-- begin --

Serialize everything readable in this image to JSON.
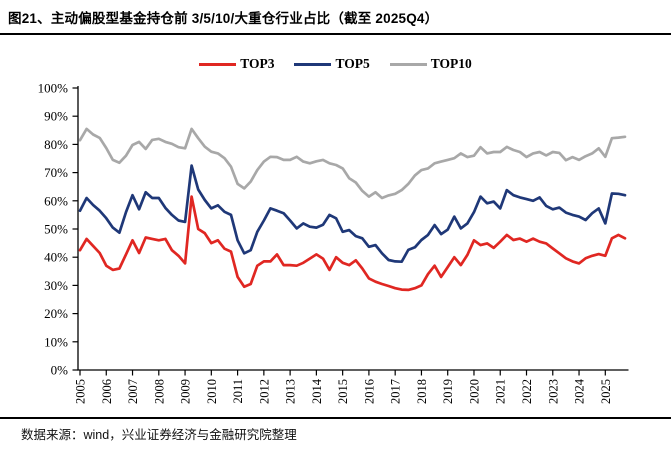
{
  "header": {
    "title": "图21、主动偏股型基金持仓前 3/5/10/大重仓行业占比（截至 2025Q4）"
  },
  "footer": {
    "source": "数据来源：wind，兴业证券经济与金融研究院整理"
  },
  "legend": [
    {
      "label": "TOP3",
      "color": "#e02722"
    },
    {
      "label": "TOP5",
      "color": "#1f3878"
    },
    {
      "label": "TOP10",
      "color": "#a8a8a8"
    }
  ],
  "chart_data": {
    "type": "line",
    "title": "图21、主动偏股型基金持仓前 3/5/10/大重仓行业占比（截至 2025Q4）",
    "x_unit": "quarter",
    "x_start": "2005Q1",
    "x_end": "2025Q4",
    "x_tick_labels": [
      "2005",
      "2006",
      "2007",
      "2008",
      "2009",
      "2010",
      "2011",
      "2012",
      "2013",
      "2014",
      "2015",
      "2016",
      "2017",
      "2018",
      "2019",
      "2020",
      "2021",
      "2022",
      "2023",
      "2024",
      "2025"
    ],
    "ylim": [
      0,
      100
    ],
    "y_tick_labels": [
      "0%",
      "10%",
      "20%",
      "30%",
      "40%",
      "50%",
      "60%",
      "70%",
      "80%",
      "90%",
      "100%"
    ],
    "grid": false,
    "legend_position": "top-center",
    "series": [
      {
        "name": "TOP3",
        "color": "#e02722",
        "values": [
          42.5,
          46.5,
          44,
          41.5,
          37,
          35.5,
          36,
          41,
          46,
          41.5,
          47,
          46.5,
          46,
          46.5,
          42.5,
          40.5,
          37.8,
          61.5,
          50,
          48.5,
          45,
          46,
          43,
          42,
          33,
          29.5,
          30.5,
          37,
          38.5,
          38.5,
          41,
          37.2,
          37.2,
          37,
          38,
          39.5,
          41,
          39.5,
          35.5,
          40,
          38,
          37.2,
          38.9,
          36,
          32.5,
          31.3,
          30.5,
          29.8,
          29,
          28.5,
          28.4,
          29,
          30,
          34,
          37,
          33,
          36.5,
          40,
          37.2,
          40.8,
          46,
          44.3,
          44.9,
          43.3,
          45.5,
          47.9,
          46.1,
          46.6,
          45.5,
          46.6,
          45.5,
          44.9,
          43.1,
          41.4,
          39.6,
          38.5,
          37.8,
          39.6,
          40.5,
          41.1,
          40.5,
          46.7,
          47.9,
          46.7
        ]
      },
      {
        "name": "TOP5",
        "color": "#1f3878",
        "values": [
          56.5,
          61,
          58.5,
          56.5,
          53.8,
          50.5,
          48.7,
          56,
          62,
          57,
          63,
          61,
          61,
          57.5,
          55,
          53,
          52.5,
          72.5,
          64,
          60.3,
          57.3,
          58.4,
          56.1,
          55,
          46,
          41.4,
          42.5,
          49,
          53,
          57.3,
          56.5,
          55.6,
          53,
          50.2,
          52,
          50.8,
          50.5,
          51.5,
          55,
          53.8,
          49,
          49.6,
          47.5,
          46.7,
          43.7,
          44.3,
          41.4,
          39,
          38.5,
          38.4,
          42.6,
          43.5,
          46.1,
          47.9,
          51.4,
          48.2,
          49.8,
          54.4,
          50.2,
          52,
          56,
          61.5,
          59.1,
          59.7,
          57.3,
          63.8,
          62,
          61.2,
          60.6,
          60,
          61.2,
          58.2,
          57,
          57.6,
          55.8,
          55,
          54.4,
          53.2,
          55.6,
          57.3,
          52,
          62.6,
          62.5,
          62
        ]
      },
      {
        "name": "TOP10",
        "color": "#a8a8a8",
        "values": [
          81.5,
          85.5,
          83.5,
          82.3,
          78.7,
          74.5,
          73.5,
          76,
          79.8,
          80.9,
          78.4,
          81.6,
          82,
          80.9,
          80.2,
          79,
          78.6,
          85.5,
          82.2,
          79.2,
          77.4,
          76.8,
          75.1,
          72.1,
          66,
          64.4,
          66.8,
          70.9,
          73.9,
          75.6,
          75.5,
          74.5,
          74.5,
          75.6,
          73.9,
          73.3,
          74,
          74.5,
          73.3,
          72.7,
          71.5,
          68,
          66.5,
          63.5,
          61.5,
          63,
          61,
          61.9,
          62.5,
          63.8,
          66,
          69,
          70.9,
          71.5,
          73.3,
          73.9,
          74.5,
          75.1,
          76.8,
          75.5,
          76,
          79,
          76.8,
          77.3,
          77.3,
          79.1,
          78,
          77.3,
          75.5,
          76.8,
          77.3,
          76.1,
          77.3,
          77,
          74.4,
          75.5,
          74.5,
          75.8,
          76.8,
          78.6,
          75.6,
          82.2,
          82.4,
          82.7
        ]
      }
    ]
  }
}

-- end --

Exercise brief: Give back every line exactly as it stands, pictures excluded.

Answer to this exercise:
Serialize everything readable in this image to JSON.
{
  "header": {
    "title": "图21、主动偏股型基金持仓前 3/5/10/大重仓行业占比（截至 2025Q4）"
  },
  "footer": {
    "source": "数据来源：wind，兴业证券经济与金融研究院整理"
  },
  "legend": [
    {
      "label": "TOP3",
      "color": "#e02722"
    },
    {
      "label": "TOP5",
      "color": "#1f3878"
    },
    {
      "label": "TOP10",
      "color": "#a8a8a8"
    }
  ],
  "chart_data": {
    "type": "line",
    "title": "图21、主动偏股型基金持仓前 3/5/10/大重仓行业占比（截至 2025Q4）",
    "x_unit": "quarter",
    "x_start": "2005Q1",
    "x_end": "2025Q4",
    "x_tick_labels": [
      "2005",
      "2006",
      "2007",
      "2008",
      "2009",
      "2010",
      "2011",
      "2012",
      "2013",
      "2014",
      "2015",
      "2016",
      "2017",
      "2018",
      "2019",
      "2020",
      "2021",
      "2022",
      "2023",
      "2024",
      "2025"
    ],
    "ylim": [
      0,
      100
    ],
    "y_tick_labels": [
      "0%",
      "10%",
      "20%",
      "30%",
      "40%",
      "50%",
      "60%",
      "70%",
      "80%",
      "90%",
      "100%"
    ],
    "grid": false,
    "legend_position": "top-center",
    "series": [
      {
        "name": "TOP3",
        "color": "#e02722",
        "values": [
          42.5,
          46.5,
          44,
          41.5,
          37,
          35.5,
          36,
          41,
          46,
          41.5,
          47,
          46.5,
          46,
          46.5,
          42.5,
          40.5,
          37.8,
          61.5,
          50,
          48.5,
          45,
          46,
          43,
          42,
          33,
          29.5,
          30.5,
          37,
          38.5,
          38.5,
          41,
          37.2,
          37.2,
          37,
          38,
          39.5,
          41,
          39.5,
          35.5,
          40,
          38,
          37.2,
          38.9,
          36,
          32.5,
          31.3,
          30.5,
          29.8,
          29,
          28.5,
          28.4,
          29,
          30,
          34,
          37,
          33,
          36.5,
          40,
          37.2,
          40.8,
          46,
          44.3,
          44.9,
          43.3,
          45.5,
          47.9,
          46.1,
          46.6,
          45.5,
          46.6,
          45.5,
          44.9,
          43.1,
          41.4,
          39.6,
          38.5,
          37.8,
          39.6,
          40.5,
          41.1,
          40.5,
          46.7,
          47.9,
          46.7
        ]
      },
      {
        "name": "TOP5",
        "color": "#1f3878",
        "values": [
          56.5,
          61,
          58.5,
          56.5,
          53.8,
          50.5,
          48.7,
          56,
          62,
          57,
          63,
          61,
          61,
          57.5,
          55,
          53,
          52.5,
          72.5,
          64,
          60.3,
          57.3,
          58.4,
          56.1,
          55,
          46,
          41.4,
          42.5,
          49,
          53,
          57.3,
          56.5,
          55.6,
          53,
          50.2,
          52,
          50.8,
          50.5,
          51.5,
          55,
          53.8,
          49,
          49.6,
          47.5,
          46.7,
          43.7,
          44.3,
          41.4,
          39,
          38.5,
          38.4,
          42.6,
          43.5,
          46.1,
          47.9,
          51.4,
          48.2,
          49.8,
          54.4,
          50.2,
          52,
          56,
          61.5,
          59.1,
          59.7,
          57.3,
          63.8,
          62,
          61.2,
          60.6,
          60,
          61.2,
          58.2,
          57,
          57.6,
          55.8,
          55,
          54.4,
          53.2,
          55.6,
          57.3,
          52,
          62.6,
          62.5,
          62
        ]
      },
      {
        "name": "TOP10",
        "color": "#a8a8a8",
        "values": [
          81.5,
          85.5,
          83.5,
          82.3,
          78.7,
          74.5,
          73.5,
          76,
          79.8,
          80.9,
          78.4,
          81.6,
          82,
          80.9,
          80.2,
          79,
          78.6,
          85.5,
          82.2,
          79.2,
          77.4,
          76.8,
          75.1,
          72.1,
          66,
          64.4,
          66.8,
          70.9,
          73.9,
          75.6,
          75.5,
          74.5,
          74.5,
          75.6,
          73.9,
          73.3,
          74,
          74.5,
          73.3,
          72.7,
          71.5,
          68,
          66.5,
          63.5,
          61.5,
          63,
          61,
          61.9,
          62.5,
          63.8,
          66,
          69,
          70.9,
          71.5,
          73.3,
          73.9,
          74.5,
          75.1,
          76.8,
          75.5,
          76,
          79,
          76.8,
          77.3,
          77.3,
          79.1,
          78,
          77.3,
          75.5,
          76.8,
          77.3,
          76.1,
          77.3,
          77,
          74.4,
          75.5,
          74.5,
          75.8,
          76.8,
          78.6,
          75.6,
          82.2,
          82.4,
          82.7
        ]
      }
    ]
  }
}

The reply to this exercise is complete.